Figure content listings:
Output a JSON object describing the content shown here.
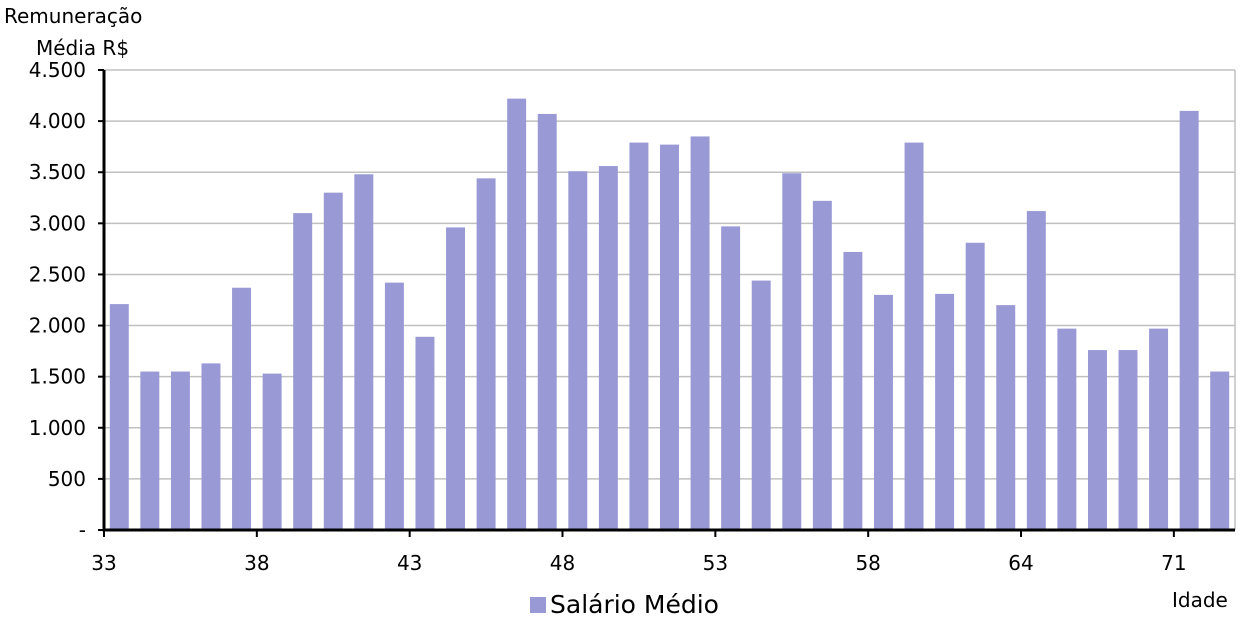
{
  "chart_data": {
    "type": "bar",
    "ylabel": [
      "Remuneração",
      "Média R$"
    ],
    "xlabel": "Idade",
    "ylim": [
      0,
      4500
    ],
    "yticks": [
      {
        "value": 0,
        "label": "-"
      },
      {
        "value": 500,
        "label": "500"
      },
      {
        "value": 1000,
        "label": "1.000"
      },
      {
        "value": 1500,
        "label": "1.500"
      },
      {
        "value": 2000,
        "label": "2.000"
      },
      {
        "value": 2500,
        "label": "2.500"
      },
      {
        "value": 3000,
        "label": "3.000"
      },
      {
        "value": 3500,
        "label": "3.500"
      },
      {
        "value": 4000,
        "label": "4.000"
      },
      {
        "value": 4500,
        "label": "4.500"
      }
    ],
    "categories": [
      "33",
      "34",
      "35",
      "36",
      "37",
      "38",
      "39",
      "40",
      "41",
      "42",
      "43",
      "44",
      "45",
      "46",
      "47",
      "48",
      "49",
      "50",
      "51",
      "52",
      "53",
      "54",
      "55",
      "56",
      "57",
      "58",
      "59",
      "60",
      "61",
      "62",
      "64",
      "65",
      "66",
      "67",
      "68",
      "71",
      "72"
    ],
    "xtick_labels": [
      "33",
      "38",
      "43",
      "48",
      "53",
      "58",
      "64",
      "71"
    ],
    "grid": true,
    "legend_position": "bottom",
    "series": [
      {
        "name": "Salário Médio",
        "color": "#9999d6",
        "values": [
          2210,
          1550,
          1550,
          1630,
          2370,
          1530,
          3100,
          3300,
          3480,
          2420,
          1890,
          2960,
          3440,
          4220,
          4070,
          3510,
          3560,
          3790,
          3770,
          3850,
          2970,
          2440,
          3490,
          3220,
          2720,
          2300,
          3790,
          2310,
          2810,
          2200,
          3120,
          1970,
          1760,
          1760,
          1970,
          4100,
          1550
        ]
      }
    ]
  }
}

## What the task requires:
Write out each line again precisely as it appears, skipping every picture.

## Solution below:
Output a JSON object describing the content shown here.
{
  "chart_data": {
    "type": "bar",
    "ylabel": [
      "Remuneração",
      "Média R$"
    ],
    "xlabel": "Idade",
    "ylim": [
      0,
      4500
    ],
    "yticks": [
      {
        "value": 0,
        "label": "-"
      },
      {
        "value": 500,
        "label": "500"
      },
      {
        "value": 1000,
        "label": "1.000"
      },
      {
        "value": 1500,
        "label": "1.500"
      },
      {
        "value": 2000,
        "label": "2.000"
      },
      {
        "value": 2500,
        "label": "2.500"
      },
      {
        "value": 3000,
        "label": "3.000"
      },
      {
        "value": 3500,
        "label": "3.500"
      },
      {
        "value": 4000,
        "label": "4.000"
      },
      {
        "value": 4500,
        "label": "4.500"
      }
    ],
    "categories": [
      "33",
      "34",
      "35",
      "36",
      "37",
      "38",
      "39",
      "40",
      "41",
      "42",
      "43",
      "44",
      "45",
      "46",
      "47",
      "48",
      "49",
      "50",
      "51",
      "52",
      "53",
      "54",
      "55",
      "56",
      "57",
      "58",
      "59",
      "60",
      "61",
      "62",
      "64",
      "65",
      "66",
      "67",
      "68",
      "71",
      "72"
    ],
    "xtick_labels": [
      "33",
      "38",
      "43",
      "48",
      "53",
      "58",
      "64",
      "71"
    ],
    "grid": true,
    "legend_position": "bottom",
    "series": [
      {
        "name": "Salário Médio",
        "color": "#9999d6",
        "values": [
          2210,
          1550,
          1550,
          1630,
          2370,
          1530,
          3100,
          3300,
          3480,
          2420,
          1890,
          2960,
          3440,
          4220,
          4070,
          3510,
          3560,
          3790,
          3770,
          3850,
          2970,
          2440,
          3490,
          3220,
          2720,
          2300,
          3790,
          2310,
          2810,
          2200,
          3120,
          1970,
          1760,
          1760,
          1970,
          4100,
          1550
        ]
      }
    ]
  }
}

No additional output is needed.